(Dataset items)
-- Start --

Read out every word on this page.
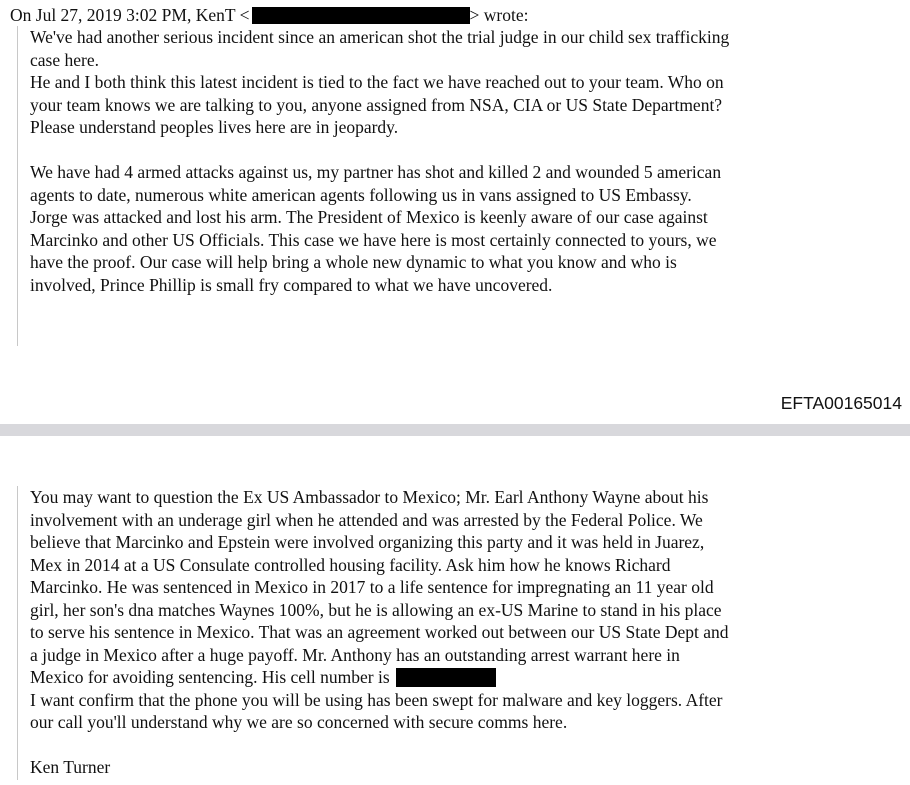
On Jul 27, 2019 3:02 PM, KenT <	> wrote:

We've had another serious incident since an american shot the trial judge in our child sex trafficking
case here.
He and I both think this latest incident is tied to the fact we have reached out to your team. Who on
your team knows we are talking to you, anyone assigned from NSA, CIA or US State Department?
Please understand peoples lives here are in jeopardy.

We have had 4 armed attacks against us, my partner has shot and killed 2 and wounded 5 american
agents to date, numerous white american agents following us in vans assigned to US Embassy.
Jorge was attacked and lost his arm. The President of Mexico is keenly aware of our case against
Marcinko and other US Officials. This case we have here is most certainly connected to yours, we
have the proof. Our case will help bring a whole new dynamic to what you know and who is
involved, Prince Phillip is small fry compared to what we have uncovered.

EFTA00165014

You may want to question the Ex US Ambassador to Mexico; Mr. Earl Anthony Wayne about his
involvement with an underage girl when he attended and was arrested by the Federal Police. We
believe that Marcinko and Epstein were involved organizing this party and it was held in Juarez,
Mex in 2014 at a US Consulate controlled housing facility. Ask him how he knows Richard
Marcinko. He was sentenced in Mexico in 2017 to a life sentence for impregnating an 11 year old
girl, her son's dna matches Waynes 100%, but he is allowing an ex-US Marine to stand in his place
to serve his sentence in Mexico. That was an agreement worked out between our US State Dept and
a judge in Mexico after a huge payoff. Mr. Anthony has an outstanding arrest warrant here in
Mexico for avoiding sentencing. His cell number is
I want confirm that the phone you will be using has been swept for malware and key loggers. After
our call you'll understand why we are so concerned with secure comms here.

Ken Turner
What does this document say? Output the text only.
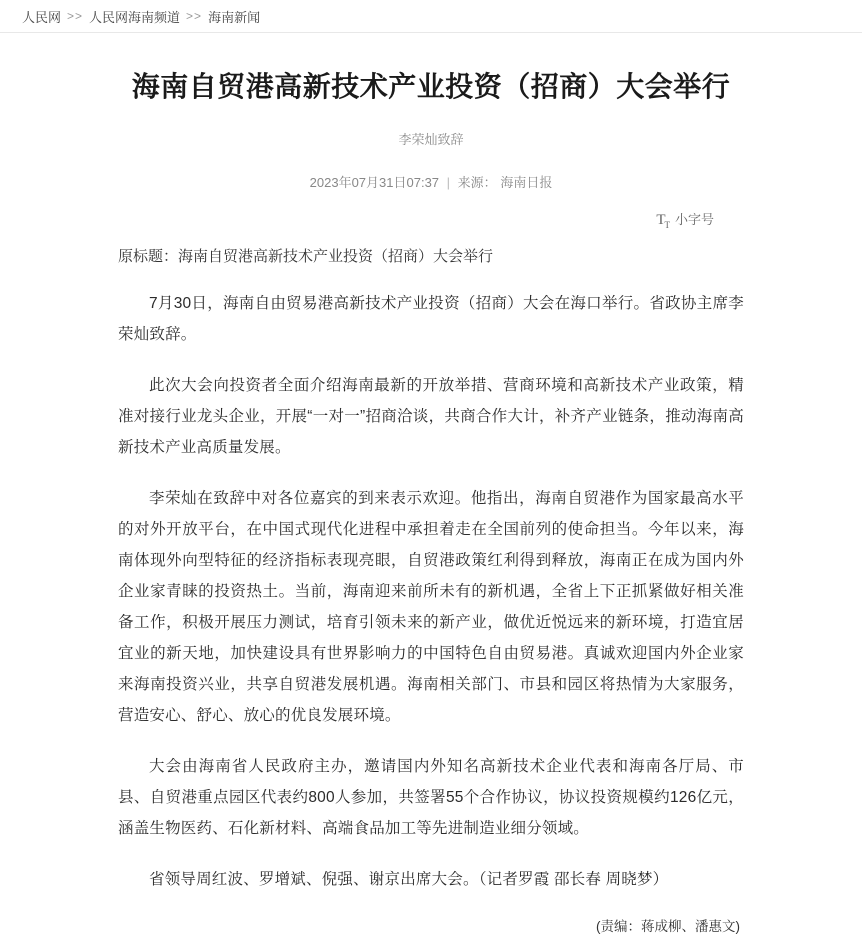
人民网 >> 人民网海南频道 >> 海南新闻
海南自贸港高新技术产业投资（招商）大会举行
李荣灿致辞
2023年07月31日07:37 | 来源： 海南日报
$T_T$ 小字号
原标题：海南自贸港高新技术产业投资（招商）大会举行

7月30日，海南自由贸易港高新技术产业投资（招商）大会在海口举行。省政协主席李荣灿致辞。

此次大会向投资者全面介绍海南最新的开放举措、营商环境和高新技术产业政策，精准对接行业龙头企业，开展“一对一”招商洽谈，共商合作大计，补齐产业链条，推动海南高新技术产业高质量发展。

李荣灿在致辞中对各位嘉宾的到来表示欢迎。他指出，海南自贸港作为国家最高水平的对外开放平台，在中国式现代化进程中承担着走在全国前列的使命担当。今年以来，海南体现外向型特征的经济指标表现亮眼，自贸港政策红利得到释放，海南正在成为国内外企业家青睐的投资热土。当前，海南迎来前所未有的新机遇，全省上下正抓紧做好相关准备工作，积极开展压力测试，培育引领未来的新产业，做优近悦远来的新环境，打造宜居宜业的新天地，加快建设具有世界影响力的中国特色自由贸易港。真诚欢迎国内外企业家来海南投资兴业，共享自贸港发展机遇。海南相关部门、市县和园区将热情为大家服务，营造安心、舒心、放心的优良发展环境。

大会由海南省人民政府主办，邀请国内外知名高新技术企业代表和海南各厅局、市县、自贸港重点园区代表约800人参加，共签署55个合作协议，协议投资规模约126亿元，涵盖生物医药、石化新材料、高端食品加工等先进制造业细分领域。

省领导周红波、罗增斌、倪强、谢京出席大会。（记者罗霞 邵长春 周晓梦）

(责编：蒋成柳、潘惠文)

-- End --

Output all of the records exactly as they appear above, but not the pictures.

Read out every word on this page.
On Jul 27, 2019 3:02 PM, KenT <	> wrote:

We've had another serious incident since an american shot the trial judge in our child sex trafficking
case here.
He and I both think this latest incident is tied to the fact we have reached out to your team. Who on
your team knows we are talking to you, anyone assigned from NSA, CIA or US State Department?
Please understand peoples lives here are in jeopardy.

We have had 4 armed attacks against us, my partner has shot and killed 2 and wounded 5 american
agents to date, numerous white american agents following us in vans assigned to US Embassy.
Jorge was attacked and lost his arm. The President of Mexico is keenly aware of our case against
Marcinko and other US Officials. This case we have here is most certainly connected to yours, we
have the proof. Our case will help bring a whole new dynamic to what you know and who is
involved, Prince Phillip is small fry compared to what we have uncovered.

EFTA00165014

You may want to question the Ex US Ambassador to Mexico; Mr. Earl Anthony Wayne about his
involvement with an underage girl when he attended and was arrested by the Federal Police. We
believe that Marcinko and Epstein were involved organizing this party and it was held in Juarez,
Mex in 2014 at a US Consulate controlled housing facility. Ask him how he knows Richard
Marcinko. He was sentenced in Mexico in 2017 to a life sentence for impregnating an 11 year old
girl, her son's dna matches Waynes 100%, but he is allowing an ex-US Marine to stand in his place
to serve his sentence in Mexico. That was an agreement worked out between our US State Dept and
a judge in Mexico after a huge payoff. Mr. Anthony has an outstanding arrest warrant here in
Mexico for avoiding sentencing. His cell number is
I want confirm that the phone you will be using has been swept for malware and key loggers. After
our call you'll understand why we are so concerned with secure comms here.

Ken Turner
What does this document say? Output the text only.
人民网 >> 人民网海南频道 >> 海南新闻
海南自贸港高新技术产业投资（招商）大会举行
李荣灿致辞
2023年07月31日07:37 | 来源： 海南日报
$T_T$ 小字号
原标题：海南自贸港高新技术产业投资（招商）大会举行

7月30日，海南自由贸易港高新技术产业投资（招商）大会在海口举行。省政协主席李荣灿致辞。

此次大会向投资者全面介绍海南最新的开放举措、营商环境和高新技术产业政策，精准对接行业龙头企业，开展“一对一”招商洽谈，共商合作大计，补齐产业链条，推动海南高新技术产业高质量发展。

李荣灿在致辞中对各位嘉宾的到来表示欢迎。他指出，海南自贸港作为国家最高水平的对外开放平台，在中国式现代化进程中承担着走在全国前列的使命担当。今年以来，海南体现外向型特征的经济指标表现亮眼，自贸港政策红利得到释放，海南正在成为国内外企业家青睐的投资热土。当前，海南迎来前所未有的新机遇，全省上下正抓紧做好相关准备工作，积极开展压力测试，培育引领未来的新产业，做优近悦远来的新环境，打造宜居宜业的新天地，加快建设具有世界影响力的中国特色自由贸易港。真诚欢迎国内外企业家来海南投资兴业，共享自贸港发展机遇。海南相关部门、市县和园区将热情为大家服务，营造安心、舒心、放心的优良发展环境。

大会由海南省人民政府主办，邀请国内外知名高新技术企业代表和海南各厅局、市县、自贸港重点园区代表约800人参加，共签署55个合作协议，协议投资规模约126亿元，涵盖生物医药、石化新材料、高端食品加工等先进制造业细分领域。

省领导周红波、罗增斌、倪强、谢京出席大会。（记者罗霞 邵长春 周晓梦）

(责编：蒋成柳、潘惠文)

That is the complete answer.